━━━ Dataset
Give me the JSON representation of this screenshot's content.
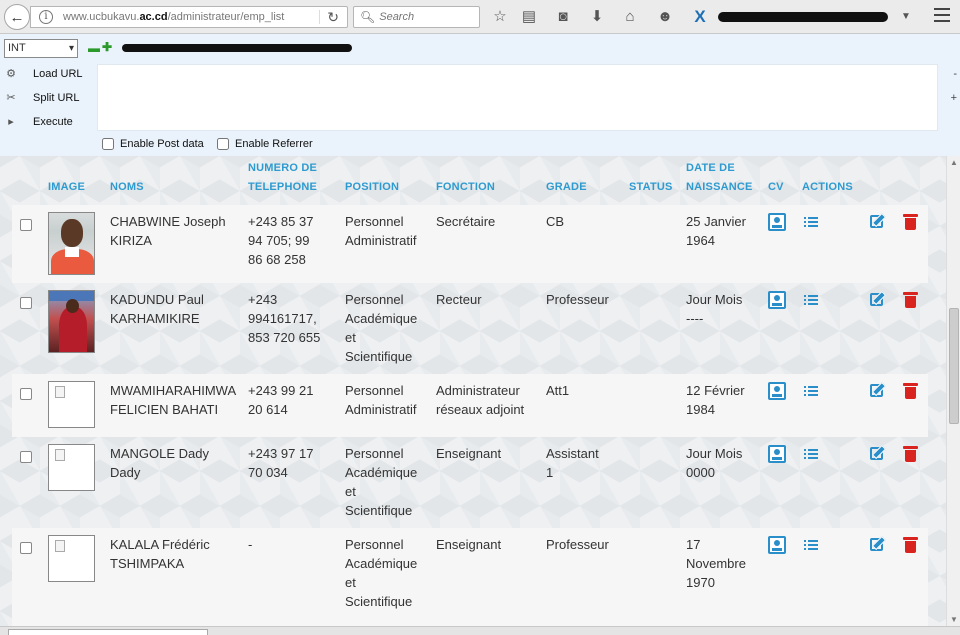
{
  "browser": {
    "url_prefix": "www.ucbukavu.",
    "url_domain": "ac.cd",
    "url_path": "/administrateur/emp_list",
    "search_placeholder": "Search"
  },
  "hackbar": {
    "select_value": "INT",
    "load_url": "Load URL",
    "split_url": "Split URL",
    "execute": "Execute",
    "enable_post": "Enable Post data",
    "enable_referrer": "Enable Referrer",
    "side_minus": "-",
    "side_plus": "+"
  },
  "table": {
    "headers": {
      "image": "IMAGE",
      "noms": "NOMS",
      "telephone_1": "NUMERO DE",
      "telephone_2": "TELEPHONE",
      "position": "POSITION",
      "fonction": "FONCTION",
      "grade": "GRADE",
      "status": "STATUS",
      "date_1": "DATE DE",
      "date_2": "NAISSANCE",
      "cv": "CV",
      "actions": "ACTIONS"
    },
    "rows": [
      {
        "noms": [
          "CHABWINE Joseph",
          "KIRIZA"
        ],
        "telephone": [
          "+243 85 37",
          "94 705; 99",
          "86 68 258"
        ],
        "position": [
          "Personnel",
          "Administratif"
        ],
        "fonction": [
          "Secrétaire"
        ],
        "grade": [
          "CB"
        ],
        "date": [
          "25 Janvier",
          "1964"
        ]
      },
      {
        "noms": [
          "KADUNDU Paul",
          "KARHAMIKIRE"
        ],
        "telephone": [
          "+243",
          "994161717,",
          "853 720 655"
        ],
        "position": [
          "Personnel",
          "Académique",
          "et",
          "Scientifique"
        ],
        "fonction": [
          "Recteur"
        ],
        "grade": [
          "Professeur"
        ],
        "date": [
          "Jour Mois",
          "----"
        ]
      },
      {
        "noms": [
          "MWAMIHARAHIMWA",
          "FELICIEN BAHATI"
        ],
        "telephone": [
          "+243 99 21",
          "20 614"
        ],
        "position": [
          "Personnel",
          "Administratif"
        ],
        "fonction": [
          "Administrateur",
          "réseaux adjoint"
        ],
        "grade": [
          "Att1"
        ],
        "date": [
          "12 Février",
          "1984"
        ]
      },
      {
        "noms": [
          "MANGOLE Dady",
          "Dady"
        ],
        "telephone": [
          "+243 97 17",
          "70 034"
        ],
        "position": [
          "Personnel",
          "Académique",
          "et",
          "Scientifique"
        ],
        "fonction": [
          "Enseignant"
        ],
        "grade": [
          "Assistant",
          "1"
        ],
        "date": [
          "Jour Mois",
          "0000"
        ]
      },
      {
        "noms": [
          "KALALA Frédéric",
          "TSHIMPAKA"
        ],
        "telephone": [
          "-"
        ],
        "position": [
          "Personnel",
          "Académique",
          "et",
          "Scientifique"
        ],
        "fonction": [
          "Enseignant"
        ],
        "grade": [
          "Professeur"
        ],
        "date": [
          "17",
          "Novembre",
          "1970"
        ]
      }
    ]
  },
  "colors": {
    "header_text": "#2e9bd0",
    "action_blue": "#2a8ec9",
    "delete_red": "#d9231e"
  }
}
━━━━━━
Transcribe the listing in full. Omit the pictures and keep every line exact.

Give me the JSON representation of this screenshot's content.
{
  "browser": {
    "url_prefix": "www.ucbukavu.",
    "url_domain": "ac.cd",
    "url_path": "/administrateur/emp_list",
    "search_placeholder": "Search"
  },
  "hackbar": {
    "select_value": "INT",
    "load_url": "Load URL",
    "split_url": "Split URL",
    "execute": "Execute",
    "enable_post": "Enable Post data",
    "enable_referrer": "Enable Referrer",
    "side_minus": "-",
    "side_plus": "+"
  },
  "table": {
    "headers": {
      "image": "IMAGE",
      "noms": "NOMS",
      "telephone_1": "NUMERO DE",
      "telephone_2": "TELEPHONE",
      "position": "POSITION",
      "fonction": "FONCTION",
      "grade": "GRADE",
      "status": "STATUS",
      "date_1": "DATE DE",
      "date_2": "NAISSANCE",
      "cv": "CV",
      "actions": "ACTIONS"
    },
    "rows": [
      {
        "noms": [
          "CHABWINE Joseph",
          "KIRIZA"
        ],
        "telephone": [
          "+243 85 37",
          "94 705; 99",
          "86 68 258"
        ],
        "position": [
          "Personnel",
          "Administratif"
        ],
        "fonction": [
          "Secrétaire"
        ],
        "grade": [
          "CB"
        ],
        "date": [
          "25 Janvier",
          "1964"
        ]
      },
      {
        "noms": [
          "KADUNDU Paul",
          "KARHAMIKIRE"
        ],
        "telephone": [
          "+243",
          "994161717,",
          "853 720 655"
        ],
        "position": [
          "Personnel",
          "Académique",
          "et",
          "Scientifique"
        ],
        "fonction": [
          "Recteur"
        ],
        "grade": [
          "Professeur"
        ],
        "date": [
          "Jour Mois",
          "----"
        ]
      },
      {
        "noms": [
          "MWAMIHARAHIMWA",
          "FELICIEN BAHATI"
        ],
        "telephone": [
          "+243 99 21",
          "20 614"
        ],
        "position": [
          "Personnel",
          "Administratif"
        ],
        "fonction": [
          "Administrateur",
          "réseaux adjoint"
        ],
        "grade": [
          "Att1"
        ],
        "date": [
          "12 Février",
          "1984"
        ]
      },
      {
        "noms": [
          "MANGOLE Dady",
          "Dady"
        ],
        "telephone": [
          "+243 97 17",
          "70 034"
        ],
        "position": [
          "Personnel",
          "Académique",
          "et",
          "Scientifique"
        ],
        "fonction": [
          "Enseignant"
        ],
        "grade": [
          "Assistant",
          "1"
        ],
        "date": [
          "Jour Mois",
          "0000"
        ]
      },
      {
        "noms": [
          "KALALA Frédéric",
          "TSHIMPAKA"
        ],
        "telephone": [
          "-"
        ],
        "position": [
          "Personnel",
          "Académique",
          "et",
          "Scientifique"
        ],
        "fonction": [
          "Enseignant"
        ],
        "grade": [
          "Professeur"
        ],
        "date": [
          "17",
          "Novembre",
          "1970"
        ]
      }
    ]
  },
  "colors": {
    "header_text": "#2e9bd0",
    "action_blue": "#2a8ec9",
    "delete_red": "#d9231e"
  }
}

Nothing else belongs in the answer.